Dataset:
************
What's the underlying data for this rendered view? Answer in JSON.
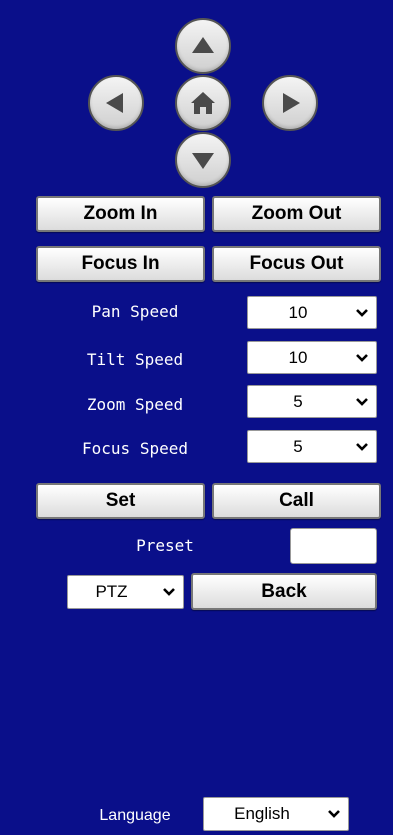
{
  "ptz_pad": {
    "up_icon": "arrow-up-icon",
    "left_icon": "arrow-left-icon",
    "home_icon": "home-icon",
    "right_icon": "arrow-right-icon",
    "down_icon": "arrow-down-icon"
  },
  "zoom": {
    "in_label": "Zoom In",
    "out_label": "Zoom Out"
  },
  "focus": {
    "in_label": "Focus In",
    "out_label": "Focus Out"
  },
  "speeds": {
    "pan": {
      "label": "Pan Speed",
      "value": "10"
    },
    "tilt": {
      "label": "Tilt Speed",
      "value": "10"
    },
    "zoom": {
      "label": "Zoom Speed",
      "value": "5"
    },
    "focus": {
      "label": "Focus Speed",
      "value": "5"
    }
  },
  "preset": {
    "set_label": "Set",
    "call_label": "Call",
    "label": "Preset",
    "value": ""
  },
  "mode": {
    "value": "PTZ",
    "back_label": "Back"
  },
  "language": {
    "label": "Language",
    "value": "English"
  },
  "colors": {
    "panel": "#0a0f8a",
    "button": "#e6e6e6",
    "text": "#ffffff"
  }
}
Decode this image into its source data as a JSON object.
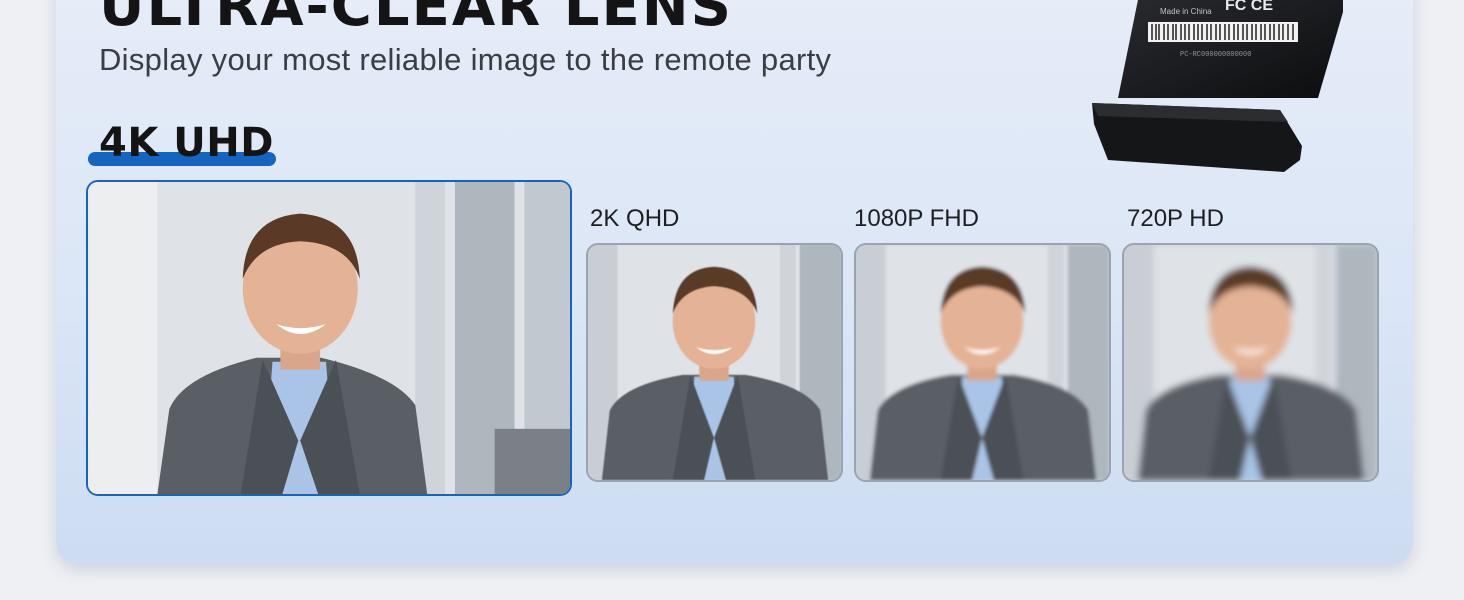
{
  "headline": "ULTRA-CLEAR LENS",
  "subtitle": "Display your most reliable image to the remote party",
  "badge": "4K UHD",
  "comparisons": [
    {
      "label": "2K QHD",
      "blur": 0.6
    },
    {
      "label": "1080P FHD",
      "blur": 1.8
    },
    {
      "label": "720P HD",
      "blur": 3.4
    }
  ],
  "device": {
    "made_in": "Made in China",
    "cert": "FC CE",
    "serial": "PC-RC000000000000"
  },
  "colors": {
    "accent": "#1565c0",
    "suit": "#5a5f66",
    "shirt": "#a9c4e6",
    "skin": "#e4b295",
    "hair": "#5a3a26"
  }
}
************
Your instructions: Copy out every line of the data that includes "arrow".

Problem solution:
    "up_icon": "arrow-up-icon",
    "left_icon": "arrow-left-icon",
    "right_icon": "arrow-right-icon",
    "down_icon": "arrow-down-icon"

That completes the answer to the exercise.